* [Required task]: For this exercise, copy out each line of the material below that includes "Kazimierz".

***** Listed records *****

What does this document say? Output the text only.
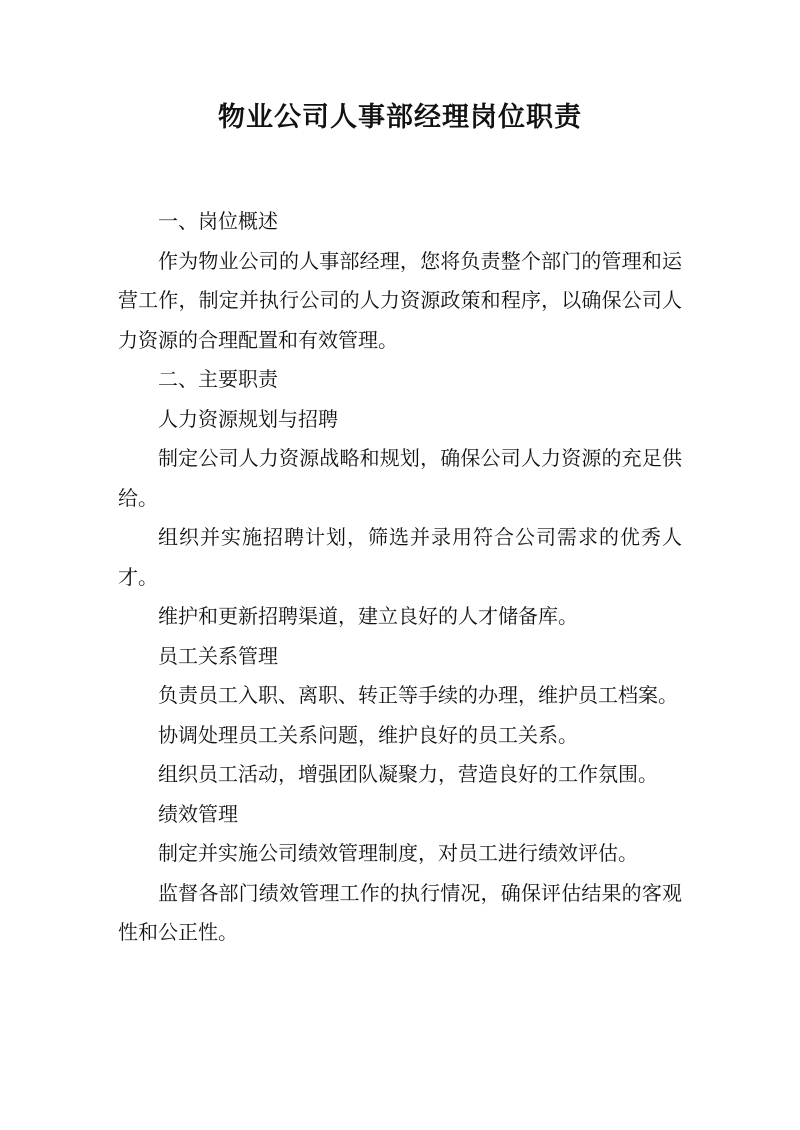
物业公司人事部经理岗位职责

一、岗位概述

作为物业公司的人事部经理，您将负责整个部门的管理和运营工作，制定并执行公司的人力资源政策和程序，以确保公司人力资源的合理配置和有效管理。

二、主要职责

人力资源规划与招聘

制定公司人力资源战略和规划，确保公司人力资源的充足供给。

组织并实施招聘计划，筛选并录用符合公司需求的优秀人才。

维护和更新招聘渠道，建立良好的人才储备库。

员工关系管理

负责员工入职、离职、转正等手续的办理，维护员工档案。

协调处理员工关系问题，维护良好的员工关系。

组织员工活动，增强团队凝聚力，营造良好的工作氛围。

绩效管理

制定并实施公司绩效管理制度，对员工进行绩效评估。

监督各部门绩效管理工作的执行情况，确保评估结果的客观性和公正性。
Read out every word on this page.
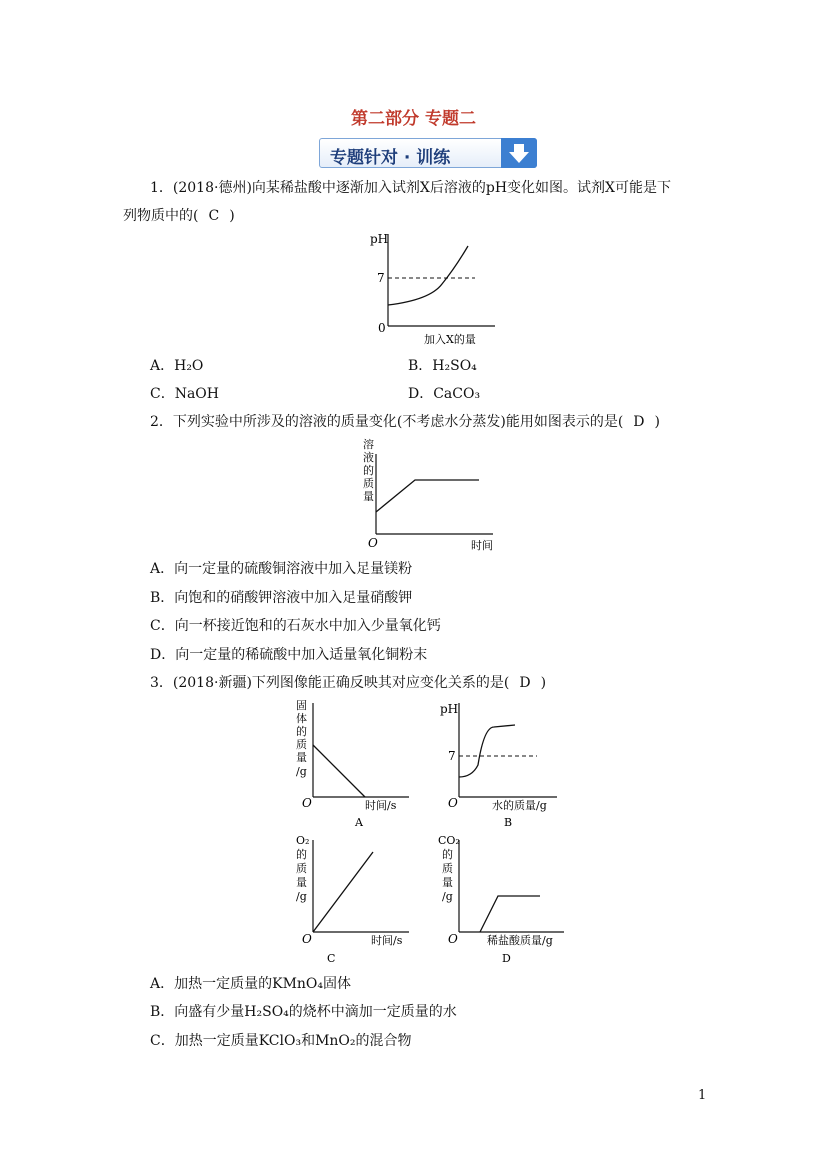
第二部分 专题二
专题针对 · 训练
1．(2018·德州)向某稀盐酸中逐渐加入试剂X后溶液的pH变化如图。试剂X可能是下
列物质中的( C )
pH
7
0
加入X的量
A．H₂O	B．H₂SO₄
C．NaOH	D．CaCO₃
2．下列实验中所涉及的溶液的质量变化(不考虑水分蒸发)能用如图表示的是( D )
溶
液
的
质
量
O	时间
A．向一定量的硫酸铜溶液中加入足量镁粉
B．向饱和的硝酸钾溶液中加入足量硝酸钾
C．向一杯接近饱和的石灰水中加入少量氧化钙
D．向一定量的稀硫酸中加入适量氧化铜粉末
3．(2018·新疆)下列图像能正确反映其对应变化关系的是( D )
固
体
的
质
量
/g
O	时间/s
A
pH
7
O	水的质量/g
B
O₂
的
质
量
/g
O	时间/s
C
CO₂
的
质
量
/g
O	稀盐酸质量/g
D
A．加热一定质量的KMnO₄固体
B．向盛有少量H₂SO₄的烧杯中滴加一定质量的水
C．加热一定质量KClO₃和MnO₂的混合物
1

*****
***** Listed records *****

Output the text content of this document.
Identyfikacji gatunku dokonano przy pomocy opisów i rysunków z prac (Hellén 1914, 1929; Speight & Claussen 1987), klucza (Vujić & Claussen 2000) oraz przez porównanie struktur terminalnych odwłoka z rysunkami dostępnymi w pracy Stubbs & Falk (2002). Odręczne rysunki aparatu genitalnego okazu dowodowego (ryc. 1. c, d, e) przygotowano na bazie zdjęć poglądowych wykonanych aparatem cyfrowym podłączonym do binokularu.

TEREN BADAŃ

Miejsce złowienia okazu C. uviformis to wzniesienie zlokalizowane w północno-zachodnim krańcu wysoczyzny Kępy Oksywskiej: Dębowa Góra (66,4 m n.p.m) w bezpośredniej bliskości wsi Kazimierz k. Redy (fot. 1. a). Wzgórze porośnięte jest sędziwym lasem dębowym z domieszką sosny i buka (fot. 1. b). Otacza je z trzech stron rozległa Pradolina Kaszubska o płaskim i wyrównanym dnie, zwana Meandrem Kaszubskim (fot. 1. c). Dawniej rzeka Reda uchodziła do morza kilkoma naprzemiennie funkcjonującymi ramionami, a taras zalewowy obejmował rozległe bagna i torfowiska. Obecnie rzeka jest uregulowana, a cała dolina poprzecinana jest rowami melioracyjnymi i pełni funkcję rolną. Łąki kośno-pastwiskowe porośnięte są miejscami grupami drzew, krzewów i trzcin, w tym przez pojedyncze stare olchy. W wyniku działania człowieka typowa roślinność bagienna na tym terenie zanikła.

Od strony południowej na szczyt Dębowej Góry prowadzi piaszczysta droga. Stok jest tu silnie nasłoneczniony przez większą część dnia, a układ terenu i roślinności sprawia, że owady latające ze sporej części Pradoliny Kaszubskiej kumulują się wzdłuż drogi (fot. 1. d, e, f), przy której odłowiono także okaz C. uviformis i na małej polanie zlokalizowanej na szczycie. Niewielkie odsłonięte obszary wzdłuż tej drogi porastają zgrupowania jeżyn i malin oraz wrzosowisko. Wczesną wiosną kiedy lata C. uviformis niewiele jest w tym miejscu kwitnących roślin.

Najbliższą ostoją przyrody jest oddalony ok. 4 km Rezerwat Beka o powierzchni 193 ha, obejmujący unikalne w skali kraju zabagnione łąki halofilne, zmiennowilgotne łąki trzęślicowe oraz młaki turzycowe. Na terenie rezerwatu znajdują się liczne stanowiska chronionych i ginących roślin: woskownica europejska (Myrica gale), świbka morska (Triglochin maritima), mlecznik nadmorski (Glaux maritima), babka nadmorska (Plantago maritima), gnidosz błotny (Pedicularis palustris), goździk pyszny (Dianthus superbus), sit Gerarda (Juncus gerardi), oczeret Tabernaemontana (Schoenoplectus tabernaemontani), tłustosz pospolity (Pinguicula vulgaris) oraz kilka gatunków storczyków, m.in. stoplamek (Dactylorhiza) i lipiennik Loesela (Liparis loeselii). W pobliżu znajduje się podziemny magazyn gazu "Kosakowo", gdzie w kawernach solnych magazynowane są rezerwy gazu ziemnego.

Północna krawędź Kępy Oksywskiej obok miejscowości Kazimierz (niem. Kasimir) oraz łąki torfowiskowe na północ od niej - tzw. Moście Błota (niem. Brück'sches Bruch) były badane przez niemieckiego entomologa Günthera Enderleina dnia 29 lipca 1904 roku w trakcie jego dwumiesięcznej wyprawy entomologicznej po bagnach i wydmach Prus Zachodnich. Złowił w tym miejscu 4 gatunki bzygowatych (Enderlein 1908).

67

*****
***** Listed records *****

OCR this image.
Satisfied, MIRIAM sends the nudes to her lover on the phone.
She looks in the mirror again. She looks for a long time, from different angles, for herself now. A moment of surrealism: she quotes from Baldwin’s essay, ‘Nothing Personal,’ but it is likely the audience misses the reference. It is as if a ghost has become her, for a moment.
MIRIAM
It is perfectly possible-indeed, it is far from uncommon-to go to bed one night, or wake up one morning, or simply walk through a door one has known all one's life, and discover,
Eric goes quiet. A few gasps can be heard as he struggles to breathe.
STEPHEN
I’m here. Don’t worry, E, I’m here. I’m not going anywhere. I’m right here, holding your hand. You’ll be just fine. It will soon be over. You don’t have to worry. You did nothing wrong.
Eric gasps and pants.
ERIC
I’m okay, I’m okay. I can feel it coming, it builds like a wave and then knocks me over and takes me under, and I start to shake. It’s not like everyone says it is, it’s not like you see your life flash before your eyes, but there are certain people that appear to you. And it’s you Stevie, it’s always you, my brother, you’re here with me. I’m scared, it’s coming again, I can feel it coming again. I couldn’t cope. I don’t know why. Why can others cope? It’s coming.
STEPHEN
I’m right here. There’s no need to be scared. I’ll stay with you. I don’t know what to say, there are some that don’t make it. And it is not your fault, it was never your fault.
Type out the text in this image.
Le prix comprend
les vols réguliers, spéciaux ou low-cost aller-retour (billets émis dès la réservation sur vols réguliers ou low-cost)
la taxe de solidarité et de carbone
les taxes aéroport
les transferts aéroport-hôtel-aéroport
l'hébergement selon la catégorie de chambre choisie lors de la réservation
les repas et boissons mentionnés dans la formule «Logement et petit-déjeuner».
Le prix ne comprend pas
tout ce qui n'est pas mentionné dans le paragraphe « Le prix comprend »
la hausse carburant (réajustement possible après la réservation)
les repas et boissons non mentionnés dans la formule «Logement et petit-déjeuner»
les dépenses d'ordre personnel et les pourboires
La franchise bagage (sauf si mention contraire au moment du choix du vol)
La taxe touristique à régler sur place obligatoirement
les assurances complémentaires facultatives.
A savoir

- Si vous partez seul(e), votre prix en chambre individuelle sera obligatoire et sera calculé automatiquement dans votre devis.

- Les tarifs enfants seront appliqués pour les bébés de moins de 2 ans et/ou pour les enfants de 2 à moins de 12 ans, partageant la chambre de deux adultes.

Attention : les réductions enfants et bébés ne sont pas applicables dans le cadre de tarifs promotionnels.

*****

* [Answer to this problem]:
Miejsce złowienia okazu C. uviformis to wzniesienie zlokalizowane w północno-zachodnim krańcu wysoczyzny Kępy Oksywskiej: Dębowa Góra (66,4 m n.p.m) w bezpośredniej bliskości wsi Kazimierz k. Redy (fot. 1. a). Wzgórze porośnięte jest sędziwym lasem dębowym z domieszką sosny i buka (fot. 1. b). Otacza je z trzech stron rozległa Pradolina Kaszubska o płaskim i wyrównanym dnie, zwana Meandrem Kaszubskim (fot. 1. c). Dawniej rzeka Reda uchodziła do morza kilkoma naprzemiennie funkcjonującymi ramionami, a taras zalewowy obejmował rozległe bagna i torfowiska. Obecnie rzeka jest uregulowana, a cała dolina poprzecinana jest rowami melioracyjnymi i pełni funkcję rolną. Łąki kośno-pastwiskowe porośnięte są miejscami grupami drzew, krzewów i trzcin, w tym przez pojedyncze stare olchy. W wyniku działania człowieka typowa roślinność bagienna na tym terenie zanikła.
Północna krawędź Kępy Oksywskiej obok miejscowości Kazimierz (niem. Kasimir) oraz łąki torfowiskowe na północ od niej - tzw. Moście Błota (niem. Brück'sches Bruch) były badane przez niemieckiego entomologa Günthera Enderleina dnia 29 lipca 1904 roku w trakcie jego dwumiesięcznej wyprawy entomologicznej po bagnach i wydmach Prus Zachodnich. Złowił w tym miejscu 4 gatunki bzygowatych (Enderlein 1908).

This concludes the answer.